(Your goal)
Copy out every line exactly as given.

(Extracted entries)

________________

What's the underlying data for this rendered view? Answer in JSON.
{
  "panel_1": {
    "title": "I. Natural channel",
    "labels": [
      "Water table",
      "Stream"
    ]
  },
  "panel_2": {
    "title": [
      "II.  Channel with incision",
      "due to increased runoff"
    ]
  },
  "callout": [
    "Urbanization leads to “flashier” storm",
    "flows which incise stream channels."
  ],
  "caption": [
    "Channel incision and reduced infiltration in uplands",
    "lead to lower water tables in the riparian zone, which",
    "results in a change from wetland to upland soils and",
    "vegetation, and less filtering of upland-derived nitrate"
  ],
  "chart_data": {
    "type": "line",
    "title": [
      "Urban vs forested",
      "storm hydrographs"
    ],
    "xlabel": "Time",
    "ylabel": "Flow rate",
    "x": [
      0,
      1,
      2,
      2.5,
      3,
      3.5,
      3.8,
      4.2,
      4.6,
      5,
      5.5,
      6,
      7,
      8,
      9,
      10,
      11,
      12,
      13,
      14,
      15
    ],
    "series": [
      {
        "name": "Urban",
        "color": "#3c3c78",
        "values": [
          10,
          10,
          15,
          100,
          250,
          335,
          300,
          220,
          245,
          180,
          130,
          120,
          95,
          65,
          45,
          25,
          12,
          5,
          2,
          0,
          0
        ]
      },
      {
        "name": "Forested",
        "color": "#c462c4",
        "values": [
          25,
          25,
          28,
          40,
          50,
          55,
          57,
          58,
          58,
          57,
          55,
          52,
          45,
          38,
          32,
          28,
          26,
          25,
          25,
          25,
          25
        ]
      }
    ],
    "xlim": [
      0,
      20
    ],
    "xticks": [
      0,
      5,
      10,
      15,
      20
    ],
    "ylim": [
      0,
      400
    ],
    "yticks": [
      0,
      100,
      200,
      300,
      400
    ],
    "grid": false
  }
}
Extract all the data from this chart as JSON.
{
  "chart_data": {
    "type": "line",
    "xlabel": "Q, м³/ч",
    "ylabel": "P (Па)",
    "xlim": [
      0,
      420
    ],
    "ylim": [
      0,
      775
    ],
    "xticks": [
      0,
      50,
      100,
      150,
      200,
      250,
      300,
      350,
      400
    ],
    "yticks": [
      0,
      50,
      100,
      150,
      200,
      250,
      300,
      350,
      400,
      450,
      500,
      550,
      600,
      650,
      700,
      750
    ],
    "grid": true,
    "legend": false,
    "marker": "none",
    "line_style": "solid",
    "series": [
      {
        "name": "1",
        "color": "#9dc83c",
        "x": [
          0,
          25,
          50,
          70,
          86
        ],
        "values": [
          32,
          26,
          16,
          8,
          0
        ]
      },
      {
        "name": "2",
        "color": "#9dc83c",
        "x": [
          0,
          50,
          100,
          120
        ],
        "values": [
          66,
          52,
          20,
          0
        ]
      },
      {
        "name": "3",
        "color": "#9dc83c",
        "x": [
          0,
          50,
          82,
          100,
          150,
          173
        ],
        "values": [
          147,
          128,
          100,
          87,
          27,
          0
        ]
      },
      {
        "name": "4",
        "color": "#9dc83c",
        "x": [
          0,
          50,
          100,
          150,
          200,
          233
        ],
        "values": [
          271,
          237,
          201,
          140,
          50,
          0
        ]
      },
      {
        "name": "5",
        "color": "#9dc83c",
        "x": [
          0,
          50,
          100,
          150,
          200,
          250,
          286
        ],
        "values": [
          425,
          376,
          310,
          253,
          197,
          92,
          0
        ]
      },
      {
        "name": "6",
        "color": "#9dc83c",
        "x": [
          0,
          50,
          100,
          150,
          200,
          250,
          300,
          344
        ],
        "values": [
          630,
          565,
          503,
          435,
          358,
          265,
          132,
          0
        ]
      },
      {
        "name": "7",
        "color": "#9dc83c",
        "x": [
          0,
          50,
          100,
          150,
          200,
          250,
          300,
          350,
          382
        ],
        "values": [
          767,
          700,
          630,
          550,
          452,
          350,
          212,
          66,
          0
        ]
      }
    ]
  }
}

________________

(Final answer)
What's the underlying data for this rendered view? Answer in JSON.
{
  "panel_1": {
    "title": "I. Natural channel",
    "labels": [
      "Water table",
      "Stream"
    ]
  },
  "panel_2": {
    "title": [
      "II.  Channel with incision",
      "due to increased runoff"
    ]
  },
  "callout": [
    "Urbanization leads to “flashier” storm",
    "flows which incise stream channels."
  ],
  "caption": [
    "Channel incision and reduced infiltration in uplands",
    "lead to lower water tables in the riparian zone, which",
    "results in a change from wetland to upland soils and",
    "vegetation, and less filtering of upland-derived nitrate"
  ],
  "chart_data": {
    "type": "line",
    "title": [
      "Urban vs forested",
      "storm hydrographs"
    ],
    "xlabel": "Time",
    "ylabel": "Flow rate",
    "x": [
      0,
      1,
      2,
      2.5,
      3,
      3.5,
      3.8,
      4.2,
      4.6,
      5,
      5.5,
      6,
      7,
      8,
      9,
      10,
      11,
      12,
      13,
      14,
      15
    ],
    "series": [
      {
        "name": "Urban",
        "color": "#3c3c78",
        "values": [
          10,
          10,
          15,
          100,
          250,
          335,
          300,
          220,
          245,
          180,
          130,
          120,
          95,
          65,
          45,
          25,
          12,
          5,
          2,
          0,
          0
        ]
      },
      {
        "name": "Forested",
        "color": "#c462c4",
        "values": [
          25,
          25,
          28,
          40,
          50,
          55,
          57,
          58,
          58,
          57,
          55,
          52,
          45,
          38,
          32,
          28,
          26,
          25,
          25,
          25,
          25
        ]
      }
    ],
    "xlim": [
      0,
      20
    ],
    "xticks": [
      0,
      5,
      10,
      15,
      20
    ],
    "ylim": [
      0,
      400
    ],
    "yticks": [
      0,
      100,
      200,
      300,
      400
    ],
    "grid": false
  }
}
Extract all the data from this chart as JSON.
{
  "chart_data": {
    "type": "line",
    "xlabel": "Q, м³/ч",
    "ylabel": "P (Па)",
    "xlim": [
      0,
      420
    ],
    "ylim": [
      0,
      775
    ],
    "xticks": [
      0,
      50,
      100,
      150,
      200,
      250,
      300,
      350,
      400
    ],
    "yticks": [
      0,
      50,
      100,
      150,
      200,
      250,
      300,
      350,
      400,
      450,
      500,
      550,
      600,
      650,
      700,
      750
    ],
    "grid": true,
    "legend": false,
    "marker": "none",
    "line_style": "solid",
    "series": [
      {
        "name": "1",
        "color": "#9dc83c",
        "x": [
          0,
          25,
          50,
          70,
          86
        ],
        "values": [
          32,
          26,
          16,
          8,
          0
        ]
      },
      {
        "name": "2",
        "color": "#9dc83c",
        "x": [
          0,
          50,
          100,
          120
        ],
        "values": [
          66,
          52,
          20,
          0
        ]
      },
      {
        "name": "3",
        "color": "#9dc83c",
        "x": [
          0,
          50,
          82,
          100,
          150,
          173
        ],
        "values": [
          147,
          128,
          100,
          87,
          27,
          0
        ]
      },
      {
        "name": "4",
        "color": "#9dc83c",
        "x": [
          0,
          50,
          100,
          150,
          200,
          233
        ],
        "values": [
          271,
          237,
          201,
          140,
          50,
          0
        ]
      },
      {
        "name": "5",
        "color": "#9dc83c",
        "x": [
          0,
          50,
          100,
          150,
          200,
          250,
          286
        ],
        "values": [
          425,
          376,
          310,
          253,
          197,
          92,
          0
        ]
      },
      {
        "name": "6",
        "color": "#9dc83c",
        "x": [
          0,
          50,
          100,
          150,
          200,
          250,
          300,
          344
        ],
        "values": [
          630,
          565,
          503,
          435,
          358,
          265,
          132,
          0
        ]
      },
      {
        "name": "7",
        "color": "#9dc83c",
        "x": [
          0,
          50,
          100,
          150,
          200,
          250,
          300,
          350,
          382
        ],
        "values": [
          767,
          700,
          630,
          550,
          452,
          350,
          212,
          66,
          0
        ]
      }
    ]
  }
}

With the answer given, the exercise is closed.